Hello, The thing is when I run a cyclictest on an isolated core, I cannot reproduce any real latency issue with crm status

image
eroussy commented 2 weeks ago

Hi @dknueppe Thanks for the issue. I see that you and Florent are already discussing the performance question, and it's great.

Just an additionnal information about the "standalone" question. SEAPATH should have a standalone build available without all the clustering stuff (ceph, pacemaker, vm-manager etc...) This is already something that is available in Yocto and tested by utilities. There is currently no standalone version for Debian, but there should be one. We just didn't take the time to make one for now.

Could you please open an issue on the build_debian_iso repository about this subject? And maybe, if you have the idea, you could propose a contribution for a standalone build? I'm open to create the specifications with you if you want.

- Information given
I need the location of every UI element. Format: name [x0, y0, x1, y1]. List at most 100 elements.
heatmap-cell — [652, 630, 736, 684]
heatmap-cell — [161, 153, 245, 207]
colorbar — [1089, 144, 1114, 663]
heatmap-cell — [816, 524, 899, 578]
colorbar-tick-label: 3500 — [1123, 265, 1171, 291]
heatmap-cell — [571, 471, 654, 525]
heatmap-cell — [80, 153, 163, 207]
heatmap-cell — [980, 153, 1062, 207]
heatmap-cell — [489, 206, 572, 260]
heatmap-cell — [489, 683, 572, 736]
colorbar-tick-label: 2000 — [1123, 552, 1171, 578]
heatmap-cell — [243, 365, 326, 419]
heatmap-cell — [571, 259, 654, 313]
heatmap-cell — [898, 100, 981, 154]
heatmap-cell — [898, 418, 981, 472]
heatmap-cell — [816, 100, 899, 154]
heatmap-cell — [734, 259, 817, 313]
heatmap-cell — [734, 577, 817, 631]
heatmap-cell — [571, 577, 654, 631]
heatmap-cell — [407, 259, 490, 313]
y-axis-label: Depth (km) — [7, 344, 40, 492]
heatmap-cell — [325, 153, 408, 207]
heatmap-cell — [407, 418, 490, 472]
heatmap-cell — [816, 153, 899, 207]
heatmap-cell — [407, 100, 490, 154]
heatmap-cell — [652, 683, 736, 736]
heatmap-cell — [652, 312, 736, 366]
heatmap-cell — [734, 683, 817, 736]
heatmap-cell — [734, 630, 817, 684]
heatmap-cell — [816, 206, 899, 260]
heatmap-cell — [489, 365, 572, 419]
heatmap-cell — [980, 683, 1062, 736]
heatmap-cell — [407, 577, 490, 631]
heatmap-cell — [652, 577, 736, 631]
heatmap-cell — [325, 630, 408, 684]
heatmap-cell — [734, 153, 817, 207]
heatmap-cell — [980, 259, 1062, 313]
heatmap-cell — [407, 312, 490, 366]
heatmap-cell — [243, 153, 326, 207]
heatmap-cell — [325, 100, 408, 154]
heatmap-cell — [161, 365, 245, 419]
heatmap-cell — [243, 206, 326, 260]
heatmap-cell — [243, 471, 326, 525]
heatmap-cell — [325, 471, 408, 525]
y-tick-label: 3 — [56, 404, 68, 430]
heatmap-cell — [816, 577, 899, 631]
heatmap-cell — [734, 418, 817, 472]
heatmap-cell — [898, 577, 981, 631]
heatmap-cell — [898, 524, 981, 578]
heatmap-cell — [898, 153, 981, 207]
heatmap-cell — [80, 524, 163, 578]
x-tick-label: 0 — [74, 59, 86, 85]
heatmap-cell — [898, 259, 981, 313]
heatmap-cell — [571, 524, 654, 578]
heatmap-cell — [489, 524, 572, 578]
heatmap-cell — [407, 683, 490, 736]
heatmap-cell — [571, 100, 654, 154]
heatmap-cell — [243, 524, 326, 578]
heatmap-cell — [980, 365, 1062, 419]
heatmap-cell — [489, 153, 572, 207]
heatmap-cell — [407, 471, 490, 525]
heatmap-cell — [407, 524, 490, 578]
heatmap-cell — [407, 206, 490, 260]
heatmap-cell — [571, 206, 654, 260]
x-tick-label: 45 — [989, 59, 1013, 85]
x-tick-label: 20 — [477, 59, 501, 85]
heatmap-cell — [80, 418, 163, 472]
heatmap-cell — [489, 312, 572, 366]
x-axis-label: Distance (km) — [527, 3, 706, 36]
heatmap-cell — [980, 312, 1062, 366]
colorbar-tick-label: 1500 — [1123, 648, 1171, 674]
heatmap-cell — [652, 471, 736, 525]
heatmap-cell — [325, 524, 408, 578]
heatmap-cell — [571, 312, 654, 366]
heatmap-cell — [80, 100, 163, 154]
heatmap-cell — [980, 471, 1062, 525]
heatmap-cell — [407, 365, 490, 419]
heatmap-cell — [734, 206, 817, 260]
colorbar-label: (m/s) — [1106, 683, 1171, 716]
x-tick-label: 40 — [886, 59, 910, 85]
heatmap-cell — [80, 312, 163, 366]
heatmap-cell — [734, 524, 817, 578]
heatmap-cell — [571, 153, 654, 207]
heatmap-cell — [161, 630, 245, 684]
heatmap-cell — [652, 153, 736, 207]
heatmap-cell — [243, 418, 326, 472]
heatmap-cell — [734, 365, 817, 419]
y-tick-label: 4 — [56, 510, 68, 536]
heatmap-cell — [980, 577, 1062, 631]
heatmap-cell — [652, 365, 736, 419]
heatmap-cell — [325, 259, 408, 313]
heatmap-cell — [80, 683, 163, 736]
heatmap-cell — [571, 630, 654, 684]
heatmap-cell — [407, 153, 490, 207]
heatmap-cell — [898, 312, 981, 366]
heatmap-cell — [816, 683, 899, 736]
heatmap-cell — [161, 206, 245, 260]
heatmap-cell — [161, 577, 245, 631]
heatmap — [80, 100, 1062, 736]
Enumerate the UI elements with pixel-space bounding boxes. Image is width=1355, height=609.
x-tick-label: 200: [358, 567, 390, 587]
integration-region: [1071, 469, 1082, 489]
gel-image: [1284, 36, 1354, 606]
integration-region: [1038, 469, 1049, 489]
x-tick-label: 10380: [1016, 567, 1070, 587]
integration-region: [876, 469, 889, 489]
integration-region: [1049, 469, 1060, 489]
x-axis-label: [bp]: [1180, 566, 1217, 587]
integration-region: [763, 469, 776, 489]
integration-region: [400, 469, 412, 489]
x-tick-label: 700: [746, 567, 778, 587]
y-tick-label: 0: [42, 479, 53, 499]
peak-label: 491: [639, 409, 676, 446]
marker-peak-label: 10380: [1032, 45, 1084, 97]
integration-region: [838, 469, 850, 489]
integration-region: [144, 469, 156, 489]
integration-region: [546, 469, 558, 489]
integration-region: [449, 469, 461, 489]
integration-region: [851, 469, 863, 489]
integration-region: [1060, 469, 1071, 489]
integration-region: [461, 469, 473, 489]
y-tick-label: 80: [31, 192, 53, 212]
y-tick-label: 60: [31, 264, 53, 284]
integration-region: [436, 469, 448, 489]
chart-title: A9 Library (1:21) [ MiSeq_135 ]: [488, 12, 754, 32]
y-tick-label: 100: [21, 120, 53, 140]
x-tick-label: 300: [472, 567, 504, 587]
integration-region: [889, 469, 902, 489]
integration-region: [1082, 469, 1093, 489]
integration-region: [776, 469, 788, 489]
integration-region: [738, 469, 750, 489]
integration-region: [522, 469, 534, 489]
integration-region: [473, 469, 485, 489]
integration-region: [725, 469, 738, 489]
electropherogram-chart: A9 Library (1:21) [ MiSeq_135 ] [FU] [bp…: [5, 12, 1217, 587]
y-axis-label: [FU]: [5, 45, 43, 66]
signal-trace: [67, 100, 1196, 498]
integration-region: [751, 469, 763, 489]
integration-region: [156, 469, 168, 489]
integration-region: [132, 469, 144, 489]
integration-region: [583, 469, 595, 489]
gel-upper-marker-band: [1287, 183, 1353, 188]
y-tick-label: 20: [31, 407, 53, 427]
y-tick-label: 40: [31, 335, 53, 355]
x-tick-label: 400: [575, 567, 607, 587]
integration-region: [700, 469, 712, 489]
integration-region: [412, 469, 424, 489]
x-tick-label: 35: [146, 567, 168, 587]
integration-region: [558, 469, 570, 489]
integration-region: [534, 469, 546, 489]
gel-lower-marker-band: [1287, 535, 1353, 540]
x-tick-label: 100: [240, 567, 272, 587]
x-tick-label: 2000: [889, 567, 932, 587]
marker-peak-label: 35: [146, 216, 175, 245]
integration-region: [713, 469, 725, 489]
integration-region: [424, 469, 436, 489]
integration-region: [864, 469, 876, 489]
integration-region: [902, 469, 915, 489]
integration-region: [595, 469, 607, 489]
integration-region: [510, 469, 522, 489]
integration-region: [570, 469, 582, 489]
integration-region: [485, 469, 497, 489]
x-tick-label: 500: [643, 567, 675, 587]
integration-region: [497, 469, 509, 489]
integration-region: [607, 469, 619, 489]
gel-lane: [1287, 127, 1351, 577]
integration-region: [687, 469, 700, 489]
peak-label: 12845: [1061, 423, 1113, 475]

- Work order
Can you continue the SEAPATH issue thread about latency and a standalone build, picking up after its final sentence?

- Exercise response
dknueppe commented 2 days ago

Hey there, little embarrassing but I think my initial suspicion of crm being the culprit is wrong. At the time I've seen errors logged in dmesg, and the above shown cache-misses, I assumed I had found the misbehaving program, then continued on disabling the cron job calling the snmp_getdata.py script. You might see where this is going. Testing this again running 'crm status' in a while true loop the impact on latency was minimal. However running the whole snmp_getdata.py script in a while true loop immideately showed a bigger impact on maximum latencies.

With that I think its best to close this issue and re open another one looking into the snmp script.